• [Material for this task]:

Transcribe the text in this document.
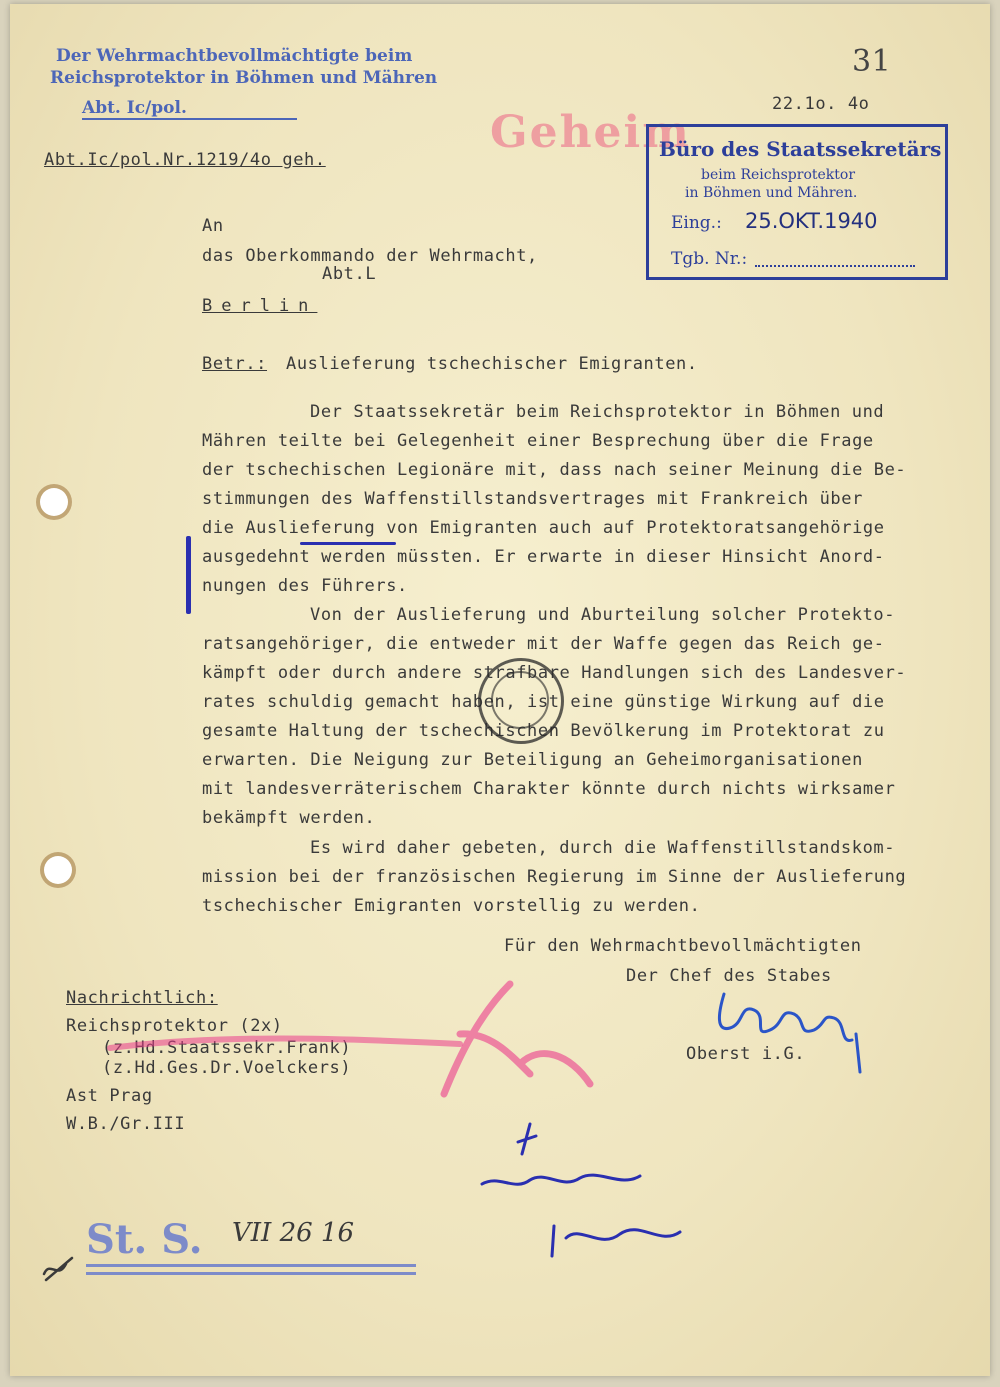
Der Wehrmachtbevollmächtigte beim
Reichsprotektor in Böhmen und Mähren
Abt. Ic/pol.
31
22.1o. 4o
Abt.Ic/pol.Nr.1219/4o geh.
Geheim
Büro des Staatssekretärs
beim Reichsprotektor
in Böhmen und Mähren.
Eing.: 25.OKT.1940
Tgb. Nr.:
An
das Oberkommando der Wehrmacht,
Abt.L
Berlin
Betr.: Auslieferung tschechischer Emigranten.
Der Staatssekretär beim Reichsprotektor in Böhmen und
Mähren teilte bei Gelegenheit einer Besprechung über die Frage
der tschechischen Legionäre mit, dass nach seiner Meinung die Be-
stimmungen des Waffenstillstandsvertrages mit Frankreich über
die Auslieferung von Emigranten auch auf Protektoratsangehörige
ausgedehnt werden müssten. Er erwarte in dieser Hinsicht Anord-
nungen des Führers.
Von der Auslieferung und Aburteilung solcher Protekto-
ratsangehöriger, die entweder mit der Waffe gegen das Reich ge-
kämpft oder durch andere strafbare Handlungen sich des Landesver-
rates schuldig gemacht haben, ist eine günstige Wirkung auf die
gesamte Haltung der tschechischen Bevölkerung im Protektorat zu
erwarten. Die Neigung zur Beteiligung an Geheimorganisationen
mit landesverräterischem Charakter könnte durch nichts wirksamer
bekämpft werden.
Es wird daher gebeten, durch die Waffenstillstandskom-
mission bei der französischen Regierung im Sinne der Auslieferung
tschechischer Emigranten vorstellig zu werden.
Für den Wehrmachtbevollmächtigten
Der Chef des Stabes
Oberst i.G.
Nachrichtlich:
Reichsprotektor (2x)
(z.Hd.Staatssekr.Frank)
(z.Hd.Ges.Dr.Voelckers)
Ast Prag
W.B./Gr.III
St. S. VII 26 16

• [What needs to be done]:
From the listing above, pick out each line where the word "Reichsprotektor" appears.

• [Solved problem]:
Reichsprotektor in Böhmen und Mähren
beim Reichsprotektor
Der Staatssekretär beim Reichsprotektor in Böhmen und
Reichsprotektor (2x)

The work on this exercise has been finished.